▶ WHAT THIS TASK INVOLVES: Whichever lines include the word "sativa", copy them as they appear in the data.

▶ GIVEN RECORDS:
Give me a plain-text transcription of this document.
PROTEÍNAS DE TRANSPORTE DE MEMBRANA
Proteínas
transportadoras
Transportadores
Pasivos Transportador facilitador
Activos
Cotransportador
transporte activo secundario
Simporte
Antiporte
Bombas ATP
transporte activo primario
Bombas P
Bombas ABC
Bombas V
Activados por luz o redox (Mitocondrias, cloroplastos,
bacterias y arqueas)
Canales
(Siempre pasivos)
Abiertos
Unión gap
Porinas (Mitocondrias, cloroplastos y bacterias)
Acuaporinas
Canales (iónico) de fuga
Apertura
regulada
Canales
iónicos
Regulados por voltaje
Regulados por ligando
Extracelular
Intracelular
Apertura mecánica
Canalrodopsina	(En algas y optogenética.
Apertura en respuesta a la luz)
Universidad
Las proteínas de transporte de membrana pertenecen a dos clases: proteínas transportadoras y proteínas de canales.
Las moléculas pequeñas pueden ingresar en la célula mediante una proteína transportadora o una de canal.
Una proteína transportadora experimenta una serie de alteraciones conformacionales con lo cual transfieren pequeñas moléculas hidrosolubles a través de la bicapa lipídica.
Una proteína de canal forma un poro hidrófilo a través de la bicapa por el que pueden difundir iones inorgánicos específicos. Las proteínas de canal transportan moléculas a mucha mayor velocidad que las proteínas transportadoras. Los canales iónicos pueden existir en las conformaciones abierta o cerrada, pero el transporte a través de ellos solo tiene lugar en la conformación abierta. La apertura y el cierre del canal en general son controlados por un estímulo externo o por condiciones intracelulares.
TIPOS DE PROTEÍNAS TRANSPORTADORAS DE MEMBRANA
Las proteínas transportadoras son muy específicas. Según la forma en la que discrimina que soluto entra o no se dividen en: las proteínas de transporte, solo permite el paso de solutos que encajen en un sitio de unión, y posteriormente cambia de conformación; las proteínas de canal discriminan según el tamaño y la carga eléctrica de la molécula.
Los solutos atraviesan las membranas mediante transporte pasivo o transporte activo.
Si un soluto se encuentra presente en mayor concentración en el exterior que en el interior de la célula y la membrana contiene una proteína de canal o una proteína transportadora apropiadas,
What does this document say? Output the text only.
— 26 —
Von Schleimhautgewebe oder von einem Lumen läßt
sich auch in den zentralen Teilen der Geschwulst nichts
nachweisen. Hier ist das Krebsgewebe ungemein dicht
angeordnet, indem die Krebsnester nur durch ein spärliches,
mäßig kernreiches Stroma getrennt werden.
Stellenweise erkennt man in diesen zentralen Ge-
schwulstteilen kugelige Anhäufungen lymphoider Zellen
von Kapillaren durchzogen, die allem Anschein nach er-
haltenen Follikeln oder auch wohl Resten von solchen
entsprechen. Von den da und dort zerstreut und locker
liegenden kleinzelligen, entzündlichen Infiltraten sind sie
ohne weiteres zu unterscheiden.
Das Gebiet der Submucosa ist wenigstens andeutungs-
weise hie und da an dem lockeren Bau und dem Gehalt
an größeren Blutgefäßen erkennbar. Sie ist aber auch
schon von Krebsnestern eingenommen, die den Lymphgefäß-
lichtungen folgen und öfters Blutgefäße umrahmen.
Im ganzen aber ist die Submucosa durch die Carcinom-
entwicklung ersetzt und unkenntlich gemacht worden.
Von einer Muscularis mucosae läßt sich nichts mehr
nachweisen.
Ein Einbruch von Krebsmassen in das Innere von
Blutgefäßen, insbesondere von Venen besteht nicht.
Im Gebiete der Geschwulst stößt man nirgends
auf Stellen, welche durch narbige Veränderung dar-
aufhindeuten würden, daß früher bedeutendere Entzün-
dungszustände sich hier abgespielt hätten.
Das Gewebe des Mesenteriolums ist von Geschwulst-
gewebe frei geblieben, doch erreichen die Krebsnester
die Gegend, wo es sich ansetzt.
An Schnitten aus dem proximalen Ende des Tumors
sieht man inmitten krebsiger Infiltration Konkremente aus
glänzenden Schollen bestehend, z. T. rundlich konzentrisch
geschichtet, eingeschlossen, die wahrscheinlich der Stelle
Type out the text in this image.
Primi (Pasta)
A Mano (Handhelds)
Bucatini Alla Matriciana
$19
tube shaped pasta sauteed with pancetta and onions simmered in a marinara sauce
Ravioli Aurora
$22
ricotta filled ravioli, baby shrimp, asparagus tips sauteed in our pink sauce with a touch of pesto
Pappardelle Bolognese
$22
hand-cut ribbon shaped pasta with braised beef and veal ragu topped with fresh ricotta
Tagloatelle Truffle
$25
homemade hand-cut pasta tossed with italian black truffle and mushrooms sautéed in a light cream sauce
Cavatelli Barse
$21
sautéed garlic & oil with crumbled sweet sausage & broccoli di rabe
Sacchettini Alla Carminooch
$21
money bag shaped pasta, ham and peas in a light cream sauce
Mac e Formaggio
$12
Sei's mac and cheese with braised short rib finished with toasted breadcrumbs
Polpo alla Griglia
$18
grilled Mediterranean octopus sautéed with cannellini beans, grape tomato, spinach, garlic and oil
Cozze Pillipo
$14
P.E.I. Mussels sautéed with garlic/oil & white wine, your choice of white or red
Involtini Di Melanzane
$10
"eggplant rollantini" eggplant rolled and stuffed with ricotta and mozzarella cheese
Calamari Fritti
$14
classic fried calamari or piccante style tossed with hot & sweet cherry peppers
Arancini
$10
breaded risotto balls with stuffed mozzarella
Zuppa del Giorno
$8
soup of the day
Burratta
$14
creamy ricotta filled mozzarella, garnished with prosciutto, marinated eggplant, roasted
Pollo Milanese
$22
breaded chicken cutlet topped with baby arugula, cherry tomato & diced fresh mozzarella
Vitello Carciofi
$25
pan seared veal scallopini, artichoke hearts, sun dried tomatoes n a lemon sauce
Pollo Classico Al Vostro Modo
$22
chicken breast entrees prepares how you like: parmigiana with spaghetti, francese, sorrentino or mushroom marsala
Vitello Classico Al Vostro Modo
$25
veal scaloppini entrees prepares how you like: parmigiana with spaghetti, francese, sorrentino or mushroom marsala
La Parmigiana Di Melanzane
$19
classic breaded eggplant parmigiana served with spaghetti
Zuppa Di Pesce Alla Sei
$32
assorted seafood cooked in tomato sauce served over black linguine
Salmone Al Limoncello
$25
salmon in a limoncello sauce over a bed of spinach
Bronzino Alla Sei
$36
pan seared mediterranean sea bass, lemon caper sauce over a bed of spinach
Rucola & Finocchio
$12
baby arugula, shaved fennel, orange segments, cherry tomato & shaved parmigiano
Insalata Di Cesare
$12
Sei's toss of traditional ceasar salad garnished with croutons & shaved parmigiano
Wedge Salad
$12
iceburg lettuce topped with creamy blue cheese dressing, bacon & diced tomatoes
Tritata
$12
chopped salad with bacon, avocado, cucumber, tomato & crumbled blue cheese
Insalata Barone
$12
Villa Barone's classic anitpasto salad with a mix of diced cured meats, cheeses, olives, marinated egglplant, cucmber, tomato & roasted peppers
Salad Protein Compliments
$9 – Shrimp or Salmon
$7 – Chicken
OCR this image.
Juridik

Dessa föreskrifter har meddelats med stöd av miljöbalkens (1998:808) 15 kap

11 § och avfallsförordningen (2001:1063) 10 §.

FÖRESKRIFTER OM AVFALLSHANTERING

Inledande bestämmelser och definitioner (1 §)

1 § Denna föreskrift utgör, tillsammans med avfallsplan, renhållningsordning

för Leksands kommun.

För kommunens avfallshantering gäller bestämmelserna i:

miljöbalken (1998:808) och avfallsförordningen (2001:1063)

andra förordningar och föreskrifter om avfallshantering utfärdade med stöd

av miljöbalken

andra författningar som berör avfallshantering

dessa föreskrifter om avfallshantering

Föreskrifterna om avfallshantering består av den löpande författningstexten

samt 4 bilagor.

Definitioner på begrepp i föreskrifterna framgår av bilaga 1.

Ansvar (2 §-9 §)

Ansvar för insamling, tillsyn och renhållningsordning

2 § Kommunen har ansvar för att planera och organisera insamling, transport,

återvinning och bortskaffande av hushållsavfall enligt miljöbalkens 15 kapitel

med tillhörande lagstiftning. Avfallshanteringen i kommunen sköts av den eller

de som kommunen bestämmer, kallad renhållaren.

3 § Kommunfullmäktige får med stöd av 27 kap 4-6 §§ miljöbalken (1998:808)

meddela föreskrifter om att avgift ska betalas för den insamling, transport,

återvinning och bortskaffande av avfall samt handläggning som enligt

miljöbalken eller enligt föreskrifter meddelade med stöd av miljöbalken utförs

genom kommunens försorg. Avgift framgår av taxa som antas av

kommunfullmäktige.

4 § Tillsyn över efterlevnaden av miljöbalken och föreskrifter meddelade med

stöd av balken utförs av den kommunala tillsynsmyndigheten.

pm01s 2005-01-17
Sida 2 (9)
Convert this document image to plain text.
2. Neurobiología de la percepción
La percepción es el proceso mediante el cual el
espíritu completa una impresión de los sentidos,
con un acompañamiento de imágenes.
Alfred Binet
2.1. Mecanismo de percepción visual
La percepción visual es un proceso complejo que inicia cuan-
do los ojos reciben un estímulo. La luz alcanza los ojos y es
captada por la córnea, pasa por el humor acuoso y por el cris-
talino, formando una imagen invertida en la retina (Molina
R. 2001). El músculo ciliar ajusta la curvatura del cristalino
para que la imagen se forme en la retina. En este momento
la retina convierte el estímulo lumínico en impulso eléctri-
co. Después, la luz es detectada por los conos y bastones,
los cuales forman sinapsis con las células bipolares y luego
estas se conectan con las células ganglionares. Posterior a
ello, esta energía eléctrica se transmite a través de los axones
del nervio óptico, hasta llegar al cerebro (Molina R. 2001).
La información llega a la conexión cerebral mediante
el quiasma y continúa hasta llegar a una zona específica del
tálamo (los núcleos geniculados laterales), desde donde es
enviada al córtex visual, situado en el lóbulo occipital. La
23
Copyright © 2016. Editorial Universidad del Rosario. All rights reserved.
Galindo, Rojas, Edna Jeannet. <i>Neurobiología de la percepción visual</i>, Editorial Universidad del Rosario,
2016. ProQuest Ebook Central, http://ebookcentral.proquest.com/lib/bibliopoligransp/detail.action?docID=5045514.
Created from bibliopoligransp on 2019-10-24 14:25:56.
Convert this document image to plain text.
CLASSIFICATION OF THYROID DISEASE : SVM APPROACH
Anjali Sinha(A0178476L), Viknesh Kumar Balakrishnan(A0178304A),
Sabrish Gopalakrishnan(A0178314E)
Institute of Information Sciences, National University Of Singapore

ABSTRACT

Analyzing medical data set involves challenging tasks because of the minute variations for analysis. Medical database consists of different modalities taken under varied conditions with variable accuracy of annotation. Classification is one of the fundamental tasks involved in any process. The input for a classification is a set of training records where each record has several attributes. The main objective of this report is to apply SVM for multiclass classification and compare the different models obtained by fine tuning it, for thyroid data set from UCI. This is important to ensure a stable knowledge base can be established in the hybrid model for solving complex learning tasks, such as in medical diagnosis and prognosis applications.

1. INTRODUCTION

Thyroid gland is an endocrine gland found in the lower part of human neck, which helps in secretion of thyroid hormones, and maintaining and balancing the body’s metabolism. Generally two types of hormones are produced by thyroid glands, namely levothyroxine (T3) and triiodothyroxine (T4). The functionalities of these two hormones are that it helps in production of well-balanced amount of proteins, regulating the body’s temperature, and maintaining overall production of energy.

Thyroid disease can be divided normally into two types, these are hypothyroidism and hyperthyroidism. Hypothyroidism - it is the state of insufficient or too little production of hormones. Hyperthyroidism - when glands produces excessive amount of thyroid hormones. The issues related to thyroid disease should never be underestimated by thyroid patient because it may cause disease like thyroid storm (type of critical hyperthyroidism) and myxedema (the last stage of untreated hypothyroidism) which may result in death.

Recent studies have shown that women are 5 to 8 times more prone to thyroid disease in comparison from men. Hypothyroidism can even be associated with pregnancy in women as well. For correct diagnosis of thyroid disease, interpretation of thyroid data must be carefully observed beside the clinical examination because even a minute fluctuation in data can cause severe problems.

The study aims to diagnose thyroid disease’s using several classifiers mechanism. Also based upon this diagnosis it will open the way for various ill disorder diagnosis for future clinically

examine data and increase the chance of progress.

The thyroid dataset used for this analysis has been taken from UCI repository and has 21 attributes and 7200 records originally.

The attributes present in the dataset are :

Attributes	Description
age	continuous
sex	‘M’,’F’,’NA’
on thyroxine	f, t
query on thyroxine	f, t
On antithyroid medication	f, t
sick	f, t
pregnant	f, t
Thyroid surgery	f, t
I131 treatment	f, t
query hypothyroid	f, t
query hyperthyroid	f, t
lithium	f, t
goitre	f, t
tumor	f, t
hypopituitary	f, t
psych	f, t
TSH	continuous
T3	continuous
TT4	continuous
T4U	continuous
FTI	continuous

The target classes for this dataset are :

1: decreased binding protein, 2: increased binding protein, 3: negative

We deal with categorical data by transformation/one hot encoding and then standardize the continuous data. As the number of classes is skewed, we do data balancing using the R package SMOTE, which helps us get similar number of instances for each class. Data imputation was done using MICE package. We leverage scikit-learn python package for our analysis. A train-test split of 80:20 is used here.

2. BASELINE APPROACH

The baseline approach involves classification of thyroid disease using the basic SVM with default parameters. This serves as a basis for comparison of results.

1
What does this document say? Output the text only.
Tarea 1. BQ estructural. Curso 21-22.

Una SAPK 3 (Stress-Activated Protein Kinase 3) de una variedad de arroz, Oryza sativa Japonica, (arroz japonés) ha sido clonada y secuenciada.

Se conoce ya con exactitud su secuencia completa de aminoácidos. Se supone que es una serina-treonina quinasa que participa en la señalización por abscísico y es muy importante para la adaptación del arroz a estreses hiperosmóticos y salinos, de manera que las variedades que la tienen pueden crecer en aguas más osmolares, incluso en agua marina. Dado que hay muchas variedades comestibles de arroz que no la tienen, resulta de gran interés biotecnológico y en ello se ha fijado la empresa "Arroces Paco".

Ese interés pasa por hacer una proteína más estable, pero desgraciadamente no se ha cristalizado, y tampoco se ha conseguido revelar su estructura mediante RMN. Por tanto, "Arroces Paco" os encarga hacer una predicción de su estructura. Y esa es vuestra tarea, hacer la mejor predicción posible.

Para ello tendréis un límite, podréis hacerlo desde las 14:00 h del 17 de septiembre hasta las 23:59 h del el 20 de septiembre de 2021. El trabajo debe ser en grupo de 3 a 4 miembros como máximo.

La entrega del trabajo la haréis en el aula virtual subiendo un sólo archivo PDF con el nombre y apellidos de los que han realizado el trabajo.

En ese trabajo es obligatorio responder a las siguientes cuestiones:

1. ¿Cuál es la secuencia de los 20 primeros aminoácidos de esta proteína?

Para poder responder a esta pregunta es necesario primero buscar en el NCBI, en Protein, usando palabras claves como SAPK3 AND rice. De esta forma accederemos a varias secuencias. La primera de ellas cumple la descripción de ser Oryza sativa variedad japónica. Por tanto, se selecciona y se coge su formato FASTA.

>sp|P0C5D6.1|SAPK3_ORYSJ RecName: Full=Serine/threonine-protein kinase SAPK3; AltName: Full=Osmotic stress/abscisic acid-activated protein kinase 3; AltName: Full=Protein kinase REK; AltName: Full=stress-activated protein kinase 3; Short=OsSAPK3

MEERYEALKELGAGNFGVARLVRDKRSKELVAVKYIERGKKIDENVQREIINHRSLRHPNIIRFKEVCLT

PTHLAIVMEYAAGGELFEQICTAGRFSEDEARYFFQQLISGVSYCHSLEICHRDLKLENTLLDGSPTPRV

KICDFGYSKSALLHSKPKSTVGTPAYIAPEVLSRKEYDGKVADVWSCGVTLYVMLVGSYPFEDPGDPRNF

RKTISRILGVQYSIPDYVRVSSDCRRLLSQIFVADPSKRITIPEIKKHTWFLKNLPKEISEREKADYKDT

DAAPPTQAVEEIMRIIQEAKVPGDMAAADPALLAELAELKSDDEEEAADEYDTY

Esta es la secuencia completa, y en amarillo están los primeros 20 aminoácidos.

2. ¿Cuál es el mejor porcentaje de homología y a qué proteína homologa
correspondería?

▶ COMPLETED EXERCISE:
Una SAPK 3 (Stress-Activated Protein Kinase 3) de una variedad de arroz, Oryza sativa Japonica, (arroz japonés) ha sido clonada y secuenciada.
Para poder responder a esta pregunta es necesario primero buscar en el NCBI, en Protein, usando palabras claves como SAPK3 AND rice. De esta forma accederemos a varias secuencias. La primera de ellas cumple la descripción de ser Oryza sativa variedad japónica. Por tanto, se selecciona y se coge su formato FASTA.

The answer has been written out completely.